» Listed records
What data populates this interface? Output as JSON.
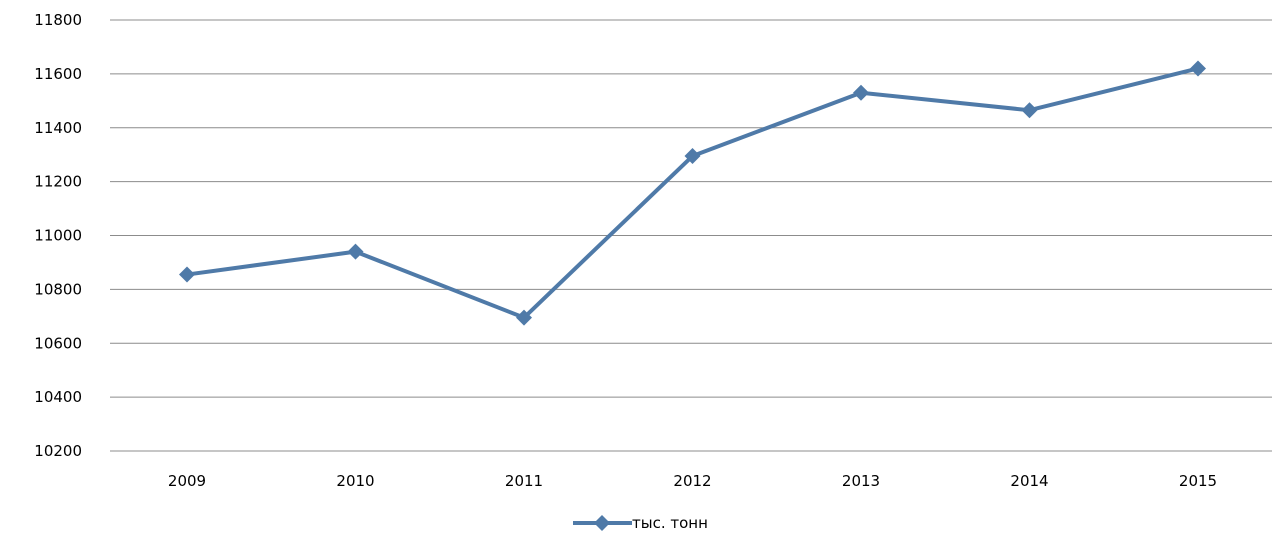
{
  "chart_data": {
    "type": "line",
    "title": "",
    "xlabel": "",
    "ylabel": "",
    "categories": [
      "2009",
      "2010",
      "2011",
      "2012",
      "2013",
      "2014",
      "2015"
    ],
    "series": [
      {
        "name": "тыс. тонн",
        "color": "#4f7aa8",
        "marker": "diamond",
        "values": [
          10855,
          10940,
          10695,
          11295,
          11530,
          11465,
          11620
        ]
      }
    ],
    "ylim": [
      10200,
      11800
    ],
    "yticks": [
      "10200",
      "10400",
      "10600",
      "10800",
      "11000",
      "11200",
      "11400",
      "11600",
      "11800"
    ],
    "grid": true,
    "legend_position": "bottom"
  }
}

» Aim
Omit every picture while copying the listing above exactly.

» Exercise solution
What data populates this interface? Output as JSON.
{
  "chart_data": {
    "type": "line",
    "title": "",
    "xlabel": "",
    "ylabel": "",
    "categories": [
      "2009",
      "2010",
      "2011",
      "2012",
      "2013",
      "2014",
      "2015"
    ],
    "series": [
      {
        "name": "тыс. тонн",
        "color": "#4f7aa8",
        "marker": "diamond",
        "values": [
          10855,
          10940,
          10695,
          11295,
          11530,
          11465,
          11620
        ]
      }
    ],
    "ylim": [
      10200,
      11800
    ],
    "yticks": [
      "10200",
      "10400",
      "10600",
      "10800",
      "11000",
      "11200",
      "11400",
      "11600",
      "11800"
    ],
    "grid": true,
    "legend_position": "bottom"
  }
}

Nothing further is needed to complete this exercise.